Stored data entries:
|---|

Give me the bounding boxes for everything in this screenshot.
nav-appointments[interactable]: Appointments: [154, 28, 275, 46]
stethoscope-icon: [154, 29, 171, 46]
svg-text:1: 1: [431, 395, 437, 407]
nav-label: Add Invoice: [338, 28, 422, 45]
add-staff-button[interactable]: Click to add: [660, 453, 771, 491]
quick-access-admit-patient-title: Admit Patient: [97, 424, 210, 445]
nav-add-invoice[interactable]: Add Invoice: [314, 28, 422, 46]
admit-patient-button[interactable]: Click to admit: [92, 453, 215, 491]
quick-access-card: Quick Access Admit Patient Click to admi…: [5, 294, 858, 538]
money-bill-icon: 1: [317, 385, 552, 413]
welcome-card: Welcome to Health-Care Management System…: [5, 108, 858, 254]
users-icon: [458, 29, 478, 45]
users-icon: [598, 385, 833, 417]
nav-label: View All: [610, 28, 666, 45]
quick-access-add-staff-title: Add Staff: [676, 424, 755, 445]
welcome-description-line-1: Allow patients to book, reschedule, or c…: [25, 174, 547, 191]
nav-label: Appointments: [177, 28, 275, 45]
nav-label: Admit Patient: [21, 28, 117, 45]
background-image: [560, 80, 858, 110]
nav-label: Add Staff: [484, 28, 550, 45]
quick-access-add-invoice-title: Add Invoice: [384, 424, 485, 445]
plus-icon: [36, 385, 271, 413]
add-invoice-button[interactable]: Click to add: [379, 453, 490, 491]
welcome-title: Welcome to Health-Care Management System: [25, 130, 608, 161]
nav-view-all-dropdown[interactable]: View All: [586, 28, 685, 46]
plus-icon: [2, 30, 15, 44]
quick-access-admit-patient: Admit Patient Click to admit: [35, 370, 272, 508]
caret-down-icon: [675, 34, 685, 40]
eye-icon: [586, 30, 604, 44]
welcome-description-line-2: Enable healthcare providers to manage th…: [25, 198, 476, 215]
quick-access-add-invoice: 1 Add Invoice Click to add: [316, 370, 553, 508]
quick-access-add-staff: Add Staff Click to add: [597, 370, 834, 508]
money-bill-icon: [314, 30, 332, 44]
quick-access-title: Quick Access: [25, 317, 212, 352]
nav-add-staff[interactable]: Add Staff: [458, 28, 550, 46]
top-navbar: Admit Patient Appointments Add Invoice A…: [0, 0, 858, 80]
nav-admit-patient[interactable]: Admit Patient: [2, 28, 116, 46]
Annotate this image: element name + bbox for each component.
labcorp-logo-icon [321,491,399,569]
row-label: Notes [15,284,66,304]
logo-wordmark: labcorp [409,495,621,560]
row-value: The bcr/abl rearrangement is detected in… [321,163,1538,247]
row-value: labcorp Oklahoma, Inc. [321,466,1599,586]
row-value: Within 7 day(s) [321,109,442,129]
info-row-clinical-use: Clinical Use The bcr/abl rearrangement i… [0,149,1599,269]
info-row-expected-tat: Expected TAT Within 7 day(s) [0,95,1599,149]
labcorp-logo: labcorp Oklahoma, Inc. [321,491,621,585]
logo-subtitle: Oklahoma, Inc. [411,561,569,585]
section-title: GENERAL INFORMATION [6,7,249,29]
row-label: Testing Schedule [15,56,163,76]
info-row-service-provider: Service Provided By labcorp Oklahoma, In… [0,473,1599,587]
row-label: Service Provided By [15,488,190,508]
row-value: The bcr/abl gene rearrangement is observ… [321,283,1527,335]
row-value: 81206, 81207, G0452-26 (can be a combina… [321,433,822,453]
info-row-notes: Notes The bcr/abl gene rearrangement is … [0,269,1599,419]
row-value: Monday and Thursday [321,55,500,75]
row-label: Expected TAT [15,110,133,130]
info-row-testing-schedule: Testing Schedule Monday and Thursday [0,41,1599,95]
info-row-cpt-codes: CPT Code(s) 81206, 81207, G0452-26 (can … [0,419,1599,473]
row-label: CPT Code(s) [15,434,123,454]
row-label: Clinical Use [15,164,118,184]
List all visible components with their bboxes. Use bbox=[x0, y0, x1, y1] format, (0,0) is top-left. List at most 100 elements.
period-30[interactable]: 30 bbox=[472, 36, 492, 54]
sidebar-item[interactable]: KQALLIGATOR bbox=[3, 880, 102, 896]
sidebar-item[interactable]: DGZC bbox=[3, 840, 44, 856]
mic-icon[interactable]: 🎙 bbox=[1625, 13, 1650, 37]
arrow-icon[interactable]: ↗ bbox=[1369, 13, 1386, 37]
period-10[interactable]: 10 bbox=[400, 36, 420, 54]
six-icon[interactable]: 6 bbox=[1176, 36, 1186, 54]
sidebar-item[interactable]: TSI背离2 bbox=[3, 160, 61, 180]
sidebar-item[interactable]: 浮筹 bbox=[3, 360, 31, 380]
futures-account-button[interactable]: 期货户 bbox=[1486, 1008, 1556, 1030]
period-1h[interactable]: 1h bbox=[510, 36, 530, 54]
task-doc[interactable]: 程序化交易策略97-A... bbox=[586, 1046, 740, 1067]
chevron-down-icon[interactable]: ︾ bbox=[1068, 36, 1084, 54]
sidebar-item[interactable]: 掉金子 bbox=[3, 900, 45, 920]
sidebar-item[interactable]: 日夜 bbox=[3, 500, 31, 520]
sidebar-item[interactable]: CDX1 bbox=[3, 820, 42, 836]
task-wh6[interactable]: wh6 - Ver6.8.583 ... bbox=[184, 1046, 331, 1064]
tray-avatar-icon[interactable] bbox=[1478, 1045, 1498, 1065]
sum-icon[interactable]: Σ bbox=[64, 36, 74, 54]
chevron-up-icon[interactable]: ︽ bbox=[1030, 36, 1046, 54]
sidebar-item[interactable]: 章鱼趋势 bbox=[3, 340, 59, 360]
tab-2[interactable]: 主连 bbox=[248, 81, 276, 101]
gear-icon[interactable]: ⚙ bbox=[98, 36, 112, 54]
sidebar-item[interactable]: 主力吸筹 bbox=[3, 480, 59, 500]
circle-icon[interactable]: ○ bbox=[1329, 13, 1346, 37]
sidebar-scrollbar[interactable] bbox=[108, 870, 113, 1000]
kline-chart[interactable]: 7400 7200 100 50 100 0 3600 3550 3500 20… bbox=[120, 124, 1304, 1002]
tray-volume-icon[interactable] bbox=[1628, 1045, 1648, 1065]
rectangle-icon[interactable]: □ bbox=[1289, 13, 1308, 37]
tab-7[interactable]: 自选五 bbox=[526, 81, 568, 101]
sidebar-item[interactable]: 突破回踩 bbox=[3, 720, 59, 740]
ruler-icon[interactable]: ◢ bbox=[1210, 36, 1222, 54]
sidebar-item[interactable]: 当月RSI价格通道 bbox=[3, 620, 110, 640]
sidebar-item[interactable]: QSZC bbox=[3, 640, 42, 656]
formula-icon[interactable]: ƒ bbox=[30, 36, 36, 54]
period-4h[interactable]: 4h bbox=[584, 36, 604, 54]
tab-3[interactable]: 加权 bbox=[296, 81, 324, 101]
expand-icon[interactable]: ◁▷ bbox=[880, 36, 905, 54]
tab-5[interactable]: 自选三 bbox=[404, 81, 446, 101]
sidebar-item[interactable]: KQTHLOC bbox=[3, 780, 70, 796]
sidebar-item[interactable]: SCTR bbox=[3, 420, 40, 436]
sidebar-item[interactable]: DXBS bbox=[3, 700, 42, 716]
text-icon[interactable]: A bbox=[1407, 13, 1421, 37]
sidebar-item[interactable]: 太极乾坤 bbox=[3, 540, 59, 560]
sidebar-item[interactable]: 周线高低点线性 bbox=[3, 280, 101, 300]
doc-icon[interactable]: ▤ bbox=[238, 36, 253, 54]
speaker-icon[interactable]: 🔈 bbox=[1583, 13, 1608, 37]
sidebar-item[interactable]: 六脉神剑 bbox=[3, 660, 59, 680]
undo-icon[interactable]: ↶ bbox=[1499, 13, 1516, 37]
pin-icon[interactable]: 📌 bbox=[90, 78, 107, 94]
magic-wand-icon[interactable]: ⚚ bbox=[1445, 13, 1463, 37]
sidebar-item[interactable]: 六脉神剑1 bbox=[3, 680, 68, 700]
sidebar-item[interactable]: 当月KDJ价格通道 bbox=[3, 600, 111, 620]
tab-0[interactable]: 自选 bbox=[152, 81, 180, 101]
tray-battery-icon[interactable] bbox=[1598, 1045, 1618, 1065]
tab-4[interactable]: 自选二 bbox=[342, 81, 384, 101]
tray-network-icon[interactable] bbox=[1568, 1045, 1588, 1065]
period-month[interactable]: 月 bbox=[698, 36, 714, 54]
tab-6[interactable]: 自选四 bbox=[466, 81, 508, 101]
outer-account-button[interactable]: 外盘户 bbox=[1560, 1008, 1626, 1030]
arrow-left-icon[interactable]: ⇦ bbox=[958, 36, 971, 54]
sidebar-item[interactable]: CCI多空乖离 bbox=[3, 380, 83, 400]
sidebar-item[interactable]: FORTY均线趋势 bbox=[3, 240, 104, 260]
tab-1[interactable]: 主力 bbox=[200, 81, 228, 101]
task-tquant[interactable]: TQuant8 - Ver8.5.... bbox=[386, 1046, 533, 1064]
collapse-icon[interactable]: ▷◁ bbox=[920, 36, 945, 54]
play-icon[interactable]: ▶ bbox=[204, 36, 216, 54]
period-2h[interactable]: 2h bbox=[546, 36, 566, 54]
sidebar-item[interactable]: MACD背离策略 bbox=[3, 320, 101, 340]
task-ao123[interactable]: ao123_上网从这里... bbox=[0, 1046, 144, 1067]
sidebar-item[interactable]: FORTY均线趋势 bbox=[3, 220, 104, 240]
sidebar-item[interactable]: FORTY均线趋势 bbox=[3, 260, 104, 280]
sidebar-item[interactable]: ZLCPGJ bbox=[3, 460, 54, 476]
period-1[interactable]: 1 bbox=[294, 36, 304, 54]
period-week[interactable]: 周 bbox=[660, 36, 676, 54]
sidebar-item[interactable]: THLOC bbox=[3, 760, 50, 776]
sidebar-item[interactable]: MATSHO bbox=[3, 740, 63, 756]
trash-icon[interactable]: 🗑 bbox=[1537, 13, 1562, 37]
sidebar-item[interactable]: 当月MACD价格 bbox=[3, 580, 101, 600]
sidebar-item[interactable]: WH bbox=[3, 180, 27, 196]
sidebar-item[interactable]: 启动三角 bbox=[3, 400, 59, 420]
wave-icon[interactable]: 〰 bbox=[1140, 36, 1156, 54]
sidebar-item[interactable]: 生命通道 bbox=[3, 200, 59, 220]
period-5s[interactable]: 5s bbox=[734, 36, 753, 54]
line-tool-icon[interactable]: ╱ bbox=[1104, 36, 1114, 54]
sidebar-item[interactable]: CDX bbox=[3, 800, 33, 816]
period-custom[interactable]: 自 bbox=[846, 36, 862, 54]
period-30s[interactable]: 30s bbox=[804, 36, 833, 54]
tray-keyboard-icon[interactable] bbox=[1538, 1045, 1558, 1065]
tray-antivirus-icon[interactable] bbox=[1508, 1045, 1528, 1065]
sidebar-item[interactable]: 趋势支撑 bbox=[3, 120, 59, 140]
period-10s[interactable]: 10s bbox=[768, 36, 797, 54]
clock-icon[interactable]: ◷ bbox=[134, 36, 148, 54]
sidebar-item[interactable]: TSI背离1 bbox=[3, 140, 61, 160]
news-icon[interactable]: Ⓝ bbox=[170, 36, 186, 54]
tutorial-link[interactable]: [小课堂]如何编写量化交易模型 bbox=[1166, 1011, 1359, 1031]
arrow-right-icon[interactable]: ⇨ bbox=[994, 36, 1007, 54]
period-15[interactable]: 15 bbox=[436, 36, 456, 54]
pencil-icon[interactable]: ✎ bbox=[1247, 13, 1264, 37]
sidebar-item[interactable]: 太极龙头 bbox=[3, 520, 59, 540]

|---|

_REQUIRED ACTION:_ Check the entries above line by line and return each one containing the word "value".

_FINISHED EXERCISE:_
row-value: The bcr/abl rearrangement is detected in… [321,163,1538,247]
row-value: labcorp Oklahoma, Inc. [321,466,1599,586]
row-value: Within 7 day(s) [321,109,442,129]
row-value: The bcr/abl gene rearrangement is observ… [321,283,1527,335]
row-value: 81206, 81207, G0452-26 (can be a combina… [321,433,822,453]
row-value: Monday and Thursday [321,55,500,75]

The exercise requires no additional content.